— start INPUT DATA —
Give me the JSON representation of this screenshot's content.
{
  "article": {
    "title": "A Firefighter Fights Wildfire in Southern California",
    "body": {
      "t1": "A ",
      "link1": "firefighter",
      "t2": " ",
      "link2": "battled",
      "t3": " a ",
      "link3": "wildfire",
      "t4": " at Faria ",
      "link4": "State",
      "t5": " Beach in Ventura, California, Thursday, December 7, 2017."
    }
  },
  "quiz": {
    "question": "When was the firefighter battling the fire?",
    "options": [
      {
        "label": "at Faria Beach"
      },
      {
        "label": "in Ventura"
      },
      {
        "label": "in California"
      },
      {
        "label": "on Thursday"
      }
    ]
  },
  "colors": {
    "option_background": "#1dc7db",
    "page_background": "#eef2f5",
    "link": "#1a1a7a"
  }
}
— end INPUT DATA —
## EXERCISE GOAL:
Quote the entire listing above exactly.

## OUTPUT:
Give me the JSON representation of this screenshot's content.
{
  "article": {
    "title": "A Firefighter Fights Wildfire in Southern California",
    "body": {
      "t1": "A ",
      "link1": "firefighter",
      "t2": " ",
      "link2": "battled",
      "t3": " a ",
      "link3": "wildfire",
      "t4": " at Faria ",
      "link4": "State",
      "t5": " Beach in Ventura, California, Thursday, December 7, 2017."
    }
  },
  "quiz": {
    "question": "When was the firefighter battling the fire?",
    "options": [
      {
        "label": "at Faria Beach"
      },
      {
        "label": "in Ventura"
      },
      {
        "label": "in California"
      },
      {
        "label": "on Thursday"
      }
    ]
  },
  "colors": {
    "option_background": "#1dc7db",
    "page_background": "#eef2f5",
    "link": "#1a1a7a"
  }
}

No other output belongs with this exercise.